→ **TRECHO DO DOCUMENTO**
···

Hora de arrumação

O Fundo Monetário Internacional (FMI) concorda com o ministro do Planejamento, Paulo Bernardo: o próximo governo terá de fazer uma arrumação nas contas públicas. O ministro admitiu essa necessidade numa entrevista ao Estado, publicada no domingo. Segundo ele, não há risco inflacionário e não será necessária, portanto, uma "inflexão". Sem alarmismo, os economistas do Fundo são, no entanto, bem menos complacentes. Recomendam frear com firmeza o crescimento do gasto governamental em vários países sul-americanos, incluído o Brasil. Nesses países, o aumento da despesa pública tem superado amplamente o crescimento econômico. No caso brasileiro, a recomendação é mais ampla. É preciso conter também as "operações quase-fiscais de bancos públicos" - mais precisamente, os estímulos concedidos por meio de operações do Banco Nacional de Desenvolvimento Econômico e Social (BNDES).

, O Estado de S.Paulo

20 Outubro 2010 | 00h00

A maior parte das economias sul-americanas vai bem e seu crescimento só será superado, neste ano, pelo desempenho das economias mais dinâmicas da Ásia, lideradas pela China. A avaliação positiva aparece no Panorama Econômico do Hemisfério Ocidental, divulgado nessa terça-feira em Bogotá, na Colômbia, Os sul-americanos estavam economicamente mais saudáveis que os países desenvolvidos, em 2008, e enfrentaram com sucesso a crise internacional. Além disso, os sul-americanos foram menos afetados que o México pela recessão nos Estados Unidos e ainda se beneficiaram dos bons preços das matérias-primas, mantidos graças à demanda dos emergentes da Ásia.

Mas a prosperidade sul-americana é acompanhada de riscos e o relatório do Fundo contém uma série de alertas. Nos países em melhores condições é hora de retirar os estímulos fiscais adotados durante a crise. Em alguns, a capacidade ociosa do setor produtivo já está muito reduzida e há o risco de superaquecimento. Essa observação vale para Brasil, Peru e Uruguai: com projeção de crescimento acima de 7% em 2010, essas economias operam "com plena capacidade ou perto disso" e com taxas de desemprego reduzidas. No Chile, a atividade foi retomada com vigor e os piores efeitos do terremoto foram superados.

···

→ **DADOS EM ANÁLISE**
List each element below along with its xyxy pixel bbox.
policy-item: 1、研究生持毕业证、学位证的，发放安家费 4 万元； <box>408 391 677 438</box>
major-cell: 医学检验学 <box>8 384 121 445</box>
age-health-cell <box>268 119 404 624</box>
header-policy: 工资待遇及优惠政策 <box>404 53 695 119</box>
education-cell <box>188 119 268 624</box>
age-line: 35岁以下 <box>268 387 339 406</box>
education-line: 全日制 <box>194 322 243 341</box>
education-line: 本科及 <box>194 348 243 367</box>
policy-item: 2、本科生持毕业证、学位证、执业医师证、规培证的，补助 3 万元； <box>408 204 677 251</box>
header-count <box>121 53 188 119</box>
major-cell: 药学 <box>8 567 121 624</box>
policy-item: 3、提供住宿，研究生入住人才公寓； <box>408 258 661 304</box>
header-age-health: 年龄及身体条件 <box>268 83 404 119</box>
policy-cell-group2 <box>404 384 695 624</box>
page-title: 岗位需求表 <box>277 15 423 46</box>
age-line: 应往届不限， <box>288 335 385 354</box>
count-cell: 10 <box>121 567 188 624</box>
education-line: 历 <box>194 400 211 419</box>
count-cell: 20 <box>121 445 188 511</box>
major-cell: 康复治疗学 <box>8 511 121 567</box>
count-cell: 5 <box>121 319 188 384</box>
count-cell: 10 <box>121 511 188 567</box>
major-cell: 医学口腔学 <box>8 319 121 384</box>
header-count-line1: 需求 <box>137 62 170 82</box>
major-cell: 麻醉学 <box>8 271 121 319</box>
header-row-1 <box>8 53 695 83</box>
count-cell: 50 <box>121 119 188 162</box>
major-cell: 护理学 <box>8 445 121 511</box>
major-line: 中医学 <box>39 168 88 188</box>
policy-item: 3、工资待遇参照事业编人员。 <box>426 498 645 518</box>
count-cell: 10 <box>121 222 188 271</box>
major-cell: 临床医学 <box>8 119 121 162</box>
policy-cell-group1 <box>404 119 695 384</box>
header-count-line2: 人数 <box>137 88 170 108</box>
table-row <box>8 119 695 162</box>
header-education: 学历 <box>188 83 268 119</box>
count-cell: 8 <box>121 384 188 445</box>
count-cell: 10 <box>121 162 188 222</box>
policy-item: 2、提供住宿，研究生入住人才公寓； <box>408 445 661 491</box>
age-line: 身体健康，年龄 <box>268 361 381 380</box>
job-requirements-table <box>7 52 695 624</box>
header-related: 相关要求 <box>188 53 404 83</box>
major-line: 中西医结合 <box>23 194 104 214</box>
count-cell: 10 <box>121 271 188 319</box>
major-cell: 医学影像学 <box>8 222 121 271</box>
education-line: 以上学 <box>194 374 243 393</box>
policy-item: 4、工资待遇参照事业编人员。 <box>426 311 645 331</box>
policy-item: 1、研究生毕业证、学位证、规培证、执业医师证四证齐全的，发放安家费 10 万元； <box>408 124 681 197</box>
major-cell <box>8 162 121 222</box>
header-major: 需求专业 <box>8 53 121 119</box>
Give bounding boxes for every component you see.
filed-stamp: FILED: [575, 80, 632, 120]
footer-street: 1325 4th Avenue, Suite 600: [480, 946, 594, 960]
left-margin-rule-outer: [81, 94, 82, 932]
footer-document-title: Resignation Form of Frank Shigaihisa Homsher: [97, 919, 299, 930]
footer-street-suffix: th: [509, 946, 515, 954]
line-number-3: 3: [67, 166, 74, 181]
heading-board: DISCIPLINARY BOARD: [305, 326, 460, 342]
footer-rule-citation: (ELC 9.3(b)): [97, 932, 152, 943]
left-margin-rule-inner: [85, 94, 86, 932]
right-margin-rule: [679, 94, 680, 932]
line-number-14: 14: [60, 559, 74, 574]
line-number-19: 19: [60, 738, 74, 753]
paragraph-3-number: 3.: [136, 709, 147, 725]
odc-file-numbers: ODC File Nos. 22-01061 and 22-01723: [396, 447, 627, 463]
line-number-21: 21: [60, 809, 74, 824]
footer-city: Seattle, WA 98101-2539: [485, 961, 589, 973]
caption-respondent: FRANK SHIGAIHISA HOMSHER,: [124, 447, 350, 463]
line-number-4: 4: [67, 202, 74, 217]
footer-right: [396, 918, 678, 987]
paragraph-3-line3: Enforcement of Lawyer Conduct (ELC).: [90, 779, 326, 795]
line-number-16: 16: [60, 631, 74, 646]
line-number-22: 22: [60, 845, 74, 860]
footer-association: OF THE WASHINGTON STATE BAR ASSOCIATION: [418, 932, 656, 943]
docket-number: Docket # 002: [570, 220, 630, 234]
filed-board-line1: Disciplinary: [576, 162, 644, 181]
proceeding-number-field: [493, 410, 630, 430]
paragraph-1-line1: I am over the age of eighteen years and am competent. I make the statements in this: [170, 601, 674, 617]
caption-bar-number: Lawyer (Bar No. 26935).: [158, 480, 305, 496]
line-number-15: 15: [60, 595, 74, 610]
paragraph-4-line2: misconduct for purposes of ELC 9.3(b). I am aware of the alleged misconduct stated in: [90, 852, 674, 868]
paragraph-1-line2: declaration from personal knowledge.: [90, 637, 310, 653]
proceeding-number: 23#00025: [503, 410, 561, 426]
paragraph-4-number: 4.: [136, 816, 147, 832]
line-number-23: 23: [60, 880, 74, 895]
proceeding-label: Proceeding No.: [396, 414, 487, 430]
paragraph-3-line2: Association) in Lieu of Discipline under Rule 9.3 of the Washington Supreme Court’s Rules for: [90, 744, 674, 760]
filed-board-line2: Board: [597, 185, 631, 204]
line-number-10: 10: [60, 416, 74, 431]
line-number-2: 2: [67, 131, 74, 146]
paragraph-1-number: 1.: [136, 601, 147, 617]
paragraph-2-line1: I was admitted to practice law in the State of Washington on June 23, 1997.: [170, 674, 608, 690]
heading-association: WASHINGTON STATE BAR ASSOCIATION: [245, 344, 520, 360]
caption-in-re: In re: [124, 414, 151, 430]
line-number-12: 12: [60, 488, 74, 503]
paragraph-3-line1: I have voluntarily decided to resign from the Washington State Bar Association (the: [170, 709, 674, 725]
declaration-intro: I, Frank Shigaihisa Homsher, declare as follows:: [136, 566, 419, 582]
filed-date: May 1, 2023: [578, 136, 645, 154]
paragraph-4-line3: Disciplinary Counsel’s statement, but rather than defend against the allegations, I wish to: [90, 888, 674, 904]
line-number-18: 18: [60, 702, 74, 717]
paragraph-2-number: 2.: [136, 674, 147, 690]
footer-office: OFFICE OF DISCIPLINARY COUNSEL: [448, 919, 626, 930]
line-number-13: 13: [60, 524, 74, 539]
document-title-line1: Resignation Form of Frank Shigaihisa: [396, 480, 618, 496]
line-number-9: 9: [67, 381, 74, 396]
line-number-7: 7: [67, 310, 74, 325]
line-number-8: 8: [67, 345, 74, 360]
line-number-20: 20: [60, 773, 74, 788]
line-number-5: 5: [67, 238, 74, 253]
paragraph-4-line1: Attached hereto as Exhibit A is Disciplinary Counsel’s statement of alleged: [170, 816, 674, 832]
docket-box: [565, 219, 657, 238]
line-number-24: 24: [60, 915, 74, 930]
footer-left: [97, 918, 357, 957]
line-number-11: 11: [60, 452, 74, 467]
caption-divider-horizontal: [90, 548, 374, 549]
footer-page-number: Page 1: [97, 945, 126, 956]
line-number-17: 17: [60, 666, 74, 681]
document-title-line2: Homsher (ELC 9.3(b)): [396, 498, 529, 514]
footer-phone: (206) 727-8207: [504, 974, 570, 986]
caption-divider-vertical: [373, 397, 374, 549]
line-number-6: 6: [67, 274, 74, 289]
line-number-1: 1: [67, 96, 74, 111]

···

→ **INSTRUÇÕES**
1/ Responda com base no trecho do documento:
(a) Qual é o nome do ministro do Planejamento citado?
(b) Em que cidade foi divulgado o Panorama Econômico do Hemisfério Ocidental?
(c) Quais países têm projeção de crescimento acima de 7% em 2010?
2/ Liste todos os países mencionados pelo nome no trecho do documento.
3/ Segundo o trecho do documento, por que há risco de superaquecimento no Brasil, no Peru e no Uruguai?

→ **RESPOSTAS**
1/
(a) Paulo Bernardo.
(b) Em Bogotá, na Colômbia.
(c) Brasil, Peru e Uruguai.

2/ Brasil, China, Colômbia, Estados Unidos, México, Peru, Uruguai e Chile.

3/ Nesses países, a capacidade ociosa do setor produtivo já está muito reduzida. Com projeção de crescimento acima de 7% em 2010, essas economias operam "com plena capacidade ou perto disso" e têm taxas de desemprego reduzidas.